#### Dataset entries
□ □ □ □ □

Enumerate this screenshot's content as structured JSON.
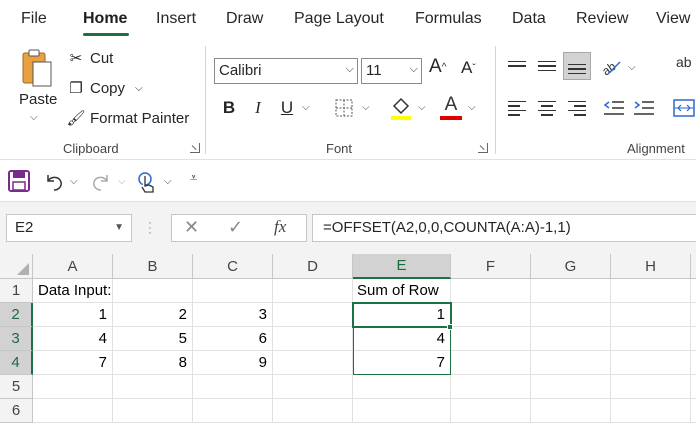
{
  "tabs": [
    {
      "label": "File",
      "active": false
    },
    {
      "label": "Home",
      "active": true
    },
    {
      "label": "Insert",
      "active": false
    },
    {
      "label": "Draw",
      "active": false
    },
    {
      "label": "Page Layout",
      "active": false
    },
    {
      "label": "Formulas",
      "active": false
    },
    {
      "label": "Data",
      "active": false
    },
    {
      "label": "Review",
      "active": false
    },
    {
      "label": "View",
      "active": false
    }
  ],
  "clipboard": {
    "paste_label": "Paste",
    "cut_label": "Cut",
    "copy_label": "Copy",
    "format_painter_label": "Format Painter",
    "group_label": "Clipboard"
  },
  "font": {
    "name": "Calibri",
    "size": "11",
    "bold": "B",
    "italic": "I",
    "underline": "U",
    "grow": "A",
    "shrink": "A",
    "font_color_glyph": "A",
    "group_label": "Font",
    "fill_color": "#ffff00",
    "text_color": "#e00000"
  },
  "alignment": {
    "group_label": "Alignment",
    "wrap_glyph": "ab"
  },
  "formula_bar": {
    "name_box": "E2",
    "fx": "fx",
    "formula": "=OFFSET(A2,0,0,COUNTA(A:A)-1,1)"
  },
  "grid": {
    "columns": [
      "A",
      "B",
      "C",
      "D",
      "E",
      "F",
      "G",
      "H"
    ],
    "rows": [
      "1",
      "2",
      "3",
      "4",
      "5",
      "6"
    ],
    "selected_column": "E",
    "cells": {
      "A1": "Data Input:",
      "A2": "1",
      "B2": "2",
      "C2": "3",
      "A3": "4",
      "B3": "5",
      "C3": "6",
      "A4": "7",
      "B4": "8",
      "C4": "9",
      "E1": "Sum of Row",
      "E2": "1",
      "E3": "4",
      "E4": "7"
    }
  },
  "colors": {
    "accent": "#1e7145",
    "save_icon": "#7a2a8a"
  }
}
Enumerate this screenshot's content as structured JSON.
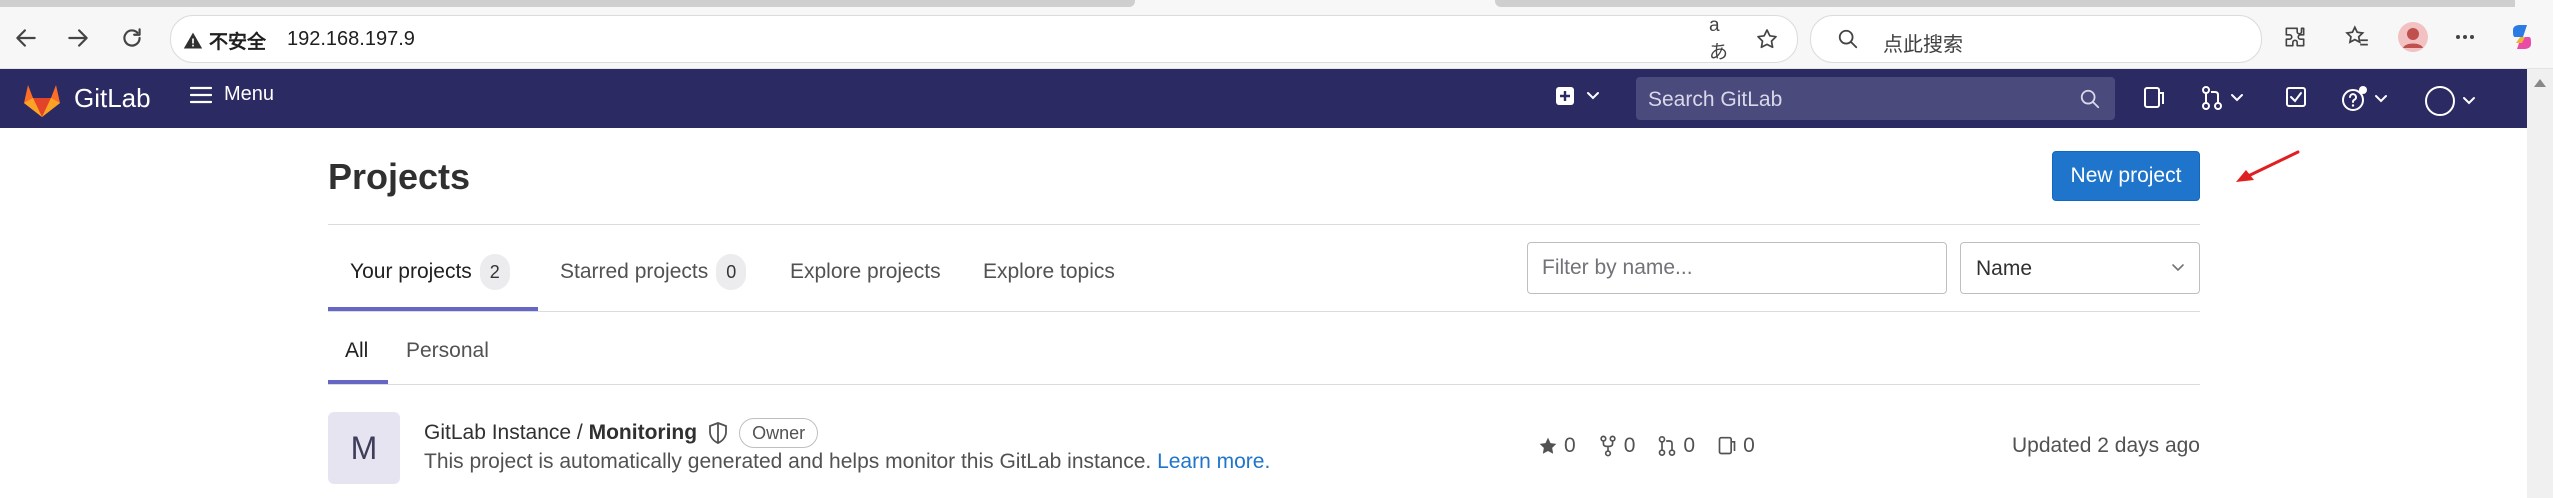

□ □ □ □ □

#### EXERCISE
Return all of the entries exactly as written, but drop any pictures they hold.

#### RESPONSE TO THIS TASK
Enumerate this screenshot's content as structured JSON.
{
  "tabs": [
    {
      "label": "File",
      "active": false
    },
    {
      "label": "Home",
      "active": true
    },
    {
      "label": "Insert",
      "active": false
    },
    {
      "label": "Draw",
      "active": false
    },
    {
      "label": "Page Layout",
      "active": false
    },
    {
      "label": "Formulas",
      "active": false
    },
    {
      "label": "Data",
      "active": false
    },
    {
      "label": "Review",
      "active": false
    },
    {
      "label": "View",
      "active": false
    }
  ],
  "clipboard": {
    "paste_label": "Paste",
    "cut_label": "Cut",
    "copy_label": "Copy",
    "format_painter_label": "Format Painter",
    "group_label": "Clipboard"
  },
  "font": {
    "name": "Calibri",
    "size": "11",
    "bold": "B",
    "italic": "I",
    "underline": "U",
    "grow": "A",
    "shrink": "A",
    "font_color_glyph": "A",
    "group_label": "Font",
    "fill_color": "#ffff00",
    "text_color": "#e00000"
  },
  "alignment": {
    "group_label": "Alignment",
    "wrap_glyph": "ab"
  },
  "formula_bar": {
    "name_box": "E2",
    "fx": "fx",
    "formula": "=OFFSET(A2,0,0,COUNTA(A:A)-1,1)"
  },
  "grid": {
    "columns": [
      "A",
      "B",
      "C",
      "D",
      "E",
      "F",
      "G",
      "H"
    ],
    "rows": [
      "1",
      "2",
      "3",
      "4",
      "5",
      "6"
    ],
    "selected_column": "E",
    "cells": {
      "A1": "Data Input:",
      "A2": "1",
      "B2": "2",
      "C2": "3",
      "A3": "4",
      "B3": "5",
      "C3": "6",
      "A4": "7",
      "B4": "8",
      "C4": "9",
      "E1": "Sum of Row",
      "E2": "1",
      "E3": "4",
      "E4": "7"
    }
  },
  "colors": {
    "accent": "#1e7145",
    "save_icon": "#7a2a8a"
  }
}
Enumerate this screenshot's content as structured JSON.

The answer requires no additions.